== What to do ==
Every line below must be reproduced exactly. Copy them all.

== Raw records ==
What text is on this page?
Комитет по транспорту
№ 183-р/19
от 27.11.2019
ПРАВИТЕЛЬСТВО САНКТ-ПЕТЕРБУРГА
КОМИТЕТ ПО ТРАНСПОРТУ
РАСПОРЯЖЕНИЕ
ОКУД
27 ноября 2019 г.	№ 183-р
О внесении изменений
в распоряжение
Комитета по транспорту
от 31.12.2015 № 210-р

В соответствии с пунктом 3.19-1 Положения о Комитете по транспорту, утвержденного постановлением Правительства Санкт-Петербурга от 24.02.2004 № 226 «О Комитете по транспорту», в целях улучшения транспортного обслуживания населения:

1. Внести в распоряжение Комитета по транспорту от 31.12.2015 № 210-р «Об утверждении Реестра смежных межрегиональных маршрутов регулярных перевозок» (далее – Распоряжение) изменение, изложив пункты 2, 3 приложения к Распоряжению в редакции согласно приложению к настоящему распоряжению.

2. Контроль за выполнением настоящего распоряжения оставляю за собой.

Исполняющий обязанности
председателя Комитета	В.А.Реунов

== Answer for the task ==
What text is on this page?
Комитет по транспорту
№ 183-р/19
от 27.11.2019
ПРАВИТЕЛЬСТВО САНКТ-ПЕТЕРБУРГА
КОМИТЕТ ПО ТРАНСПОРТУ
РАСПОРЯЖЕНИЕ
ОКУД
27 ноября 2019 г.	№ 183-р
О внесении изменений
в распоряжение
Комитета по транспорту
от 31.12.2015 № 210-р

В соответствии с пунктом 3.19-1 Положения о Комитете по транспорту, утвержденного постановлением Правительства Санкт-Петербурга от 24.02.2004 № 226 «О Комитете по транспорту», в целях улучшения транспортного обслуживания населения:

1. Внести в распоряжение Комитета по транспорту от 31.12.2015 № 210-р «Об утверждении Реестра смежных межрегиональных маршрутов регулярных перевозок» (далее – Распоряжение) изменение, изложив пункты 2, 3 приложения к Распоряжению в редакции согласно приложению к настоящему распоряжению.

2. Контроль за выполнением настоящего распоряжения оставляю за собой.

Исполняющий обязанности
председателя Комитета	В.А.Реунов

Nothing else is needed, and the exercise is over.